**Written instruction**:
Write out all of the records precisely. Skip anything that is a picture.

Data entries
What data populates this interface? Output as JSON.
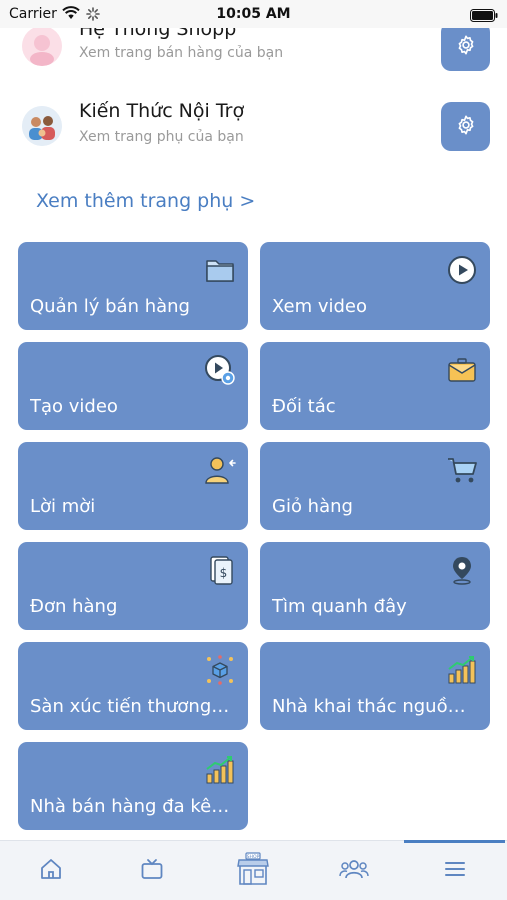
{
  "status_bar": {
    "carrier": "Carrier",
    "time": "10:05 AM"
  },
  "pages": [
    {
      "name": "Hệ Thống Shopp",
      "subtitle": "Xem trang bán hàng của bạn",
      "avatar_icon": "pink-avatar-icon"
    },
    {
      "name": "Kiến Thức Nội Trợ",
      "subtitle": "Xem trang phụ của bạn",
      "avatar_icon": "people-avatar-icon"
    }
  ],
  "more_pages_link": "Xem thêm trang phụ >",
  "tiles": [
    {
      "label": "Quản lý bán hàng",
      "icon": "folder-icon"
    },
    {
      "label": "Xem video",
      "icon": "play-icon"
    },
    {
      "label": "Tạo video",
      "icon": "create-video-icon"
    },
    {
      "label": "Đối tác",
      "icon": "briefcase-icon"
    },
    {
      "label": "Lời mời",
      "icon": "add-user-icon"
    },
    {
      "label": "Giỏ hàng",
      "icon": "cart-icon"
    },
    {
      "label": "Đơn hàng",
      "icon": "invoice-icon"
    },
    {
      "label": "Tìm quanh đây",
      "icon": "location-icon"
    },
    {
      "label": "Sàn xúc tiến thương mại",
      "icon": "box-network-icon"
    },
    {
      "label": "Nhà khai thác nguồn hàng",
      "icon": "growth-chart-icon"
    },
    {
      "label": "Nhà bán hàng đa kênh",
      "icon": "growth-chart-icon"
    }
  ],
  "tab_bar": {
    "items": [
      "home-icon",
      "tv-icon",
      "shop-icon",
      "friends-icon",
      "menu-icon"
    ],
    "active_index": 4,
    "shop_badge": "SHOP"
  },
  "colors": {
    "tile": "#6a8fc9",
    "link": "#4a7ec2",
    "tab_icon": "#5f86c1"
  }
}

**Full solution**:
What data populates this interface? Output as JSON.
{
  "status_bar": {
    "carrier": "Carrier",
    "time": "10:05 AM"
  },
  "pages": [
    {
      "name": "Hệ Thống Shopp",
      "subtitle": "Xem trang bán hàng của bạn",
      "avatar_icon": "pink-avatar-icon"
    },
    {
      "name": "Kiến Thức Nội Trợ",
      "subtitle": "Xem trang phụ của bạn",
      "avatar_icon": "people-avatar-icon"
    }
  ],
  "more_pages_link": "Xem thêm trang phụ >",
  "tiles": [
    {
      "label": "Quản lý bán hàng",
      "icon": "folder-icon"
    },
    {
      "label": "Xem video",
      "icon": "play-icon"
    },
    {
      "label": "Tạo video",
      "icon": "create-video-icon"
    },
    {
      "label": "Đối tác",
      "icon": "briefcase-icon"
    },
    {
      "label": "Lời mời",
      "icon": "add-user-icon"
    },
    {
      "label": "Giỏ hàng",
      "icon": "cart-icon"
    },
    {
      "label": "Đơn hàng",
      "icon": "invoice-icon"
    },
    {
      "label": "Tìm quanh đây",
      "icon": "location-icon"
    },
    {
      "label": "Sàn xúc tiến thương mại",
      "icon": "box-network-icon"
    },
    {
      "label": "Nhà khai thác nguồn hàng",
      "icon": "growth-chart-icon"
    },
    {
      "label": "Nhà bán hàng đa kênh",
      "icon": "growth-chart-icon"
    }
  ],
  "tab_bar": {
    "items": [
      "home-icon",
      "tv-icon",
      "shop-icon",
      "friends-icon",
      "menu-icon"
    ],
    "active_index": 4,
    "shop_badge": "SHOP"
  },
  "colors": {
    "tile": "#6a8fc9",
    "link": "#4a7ec2",
    "tab_icon": "#5f86c1"
  }
}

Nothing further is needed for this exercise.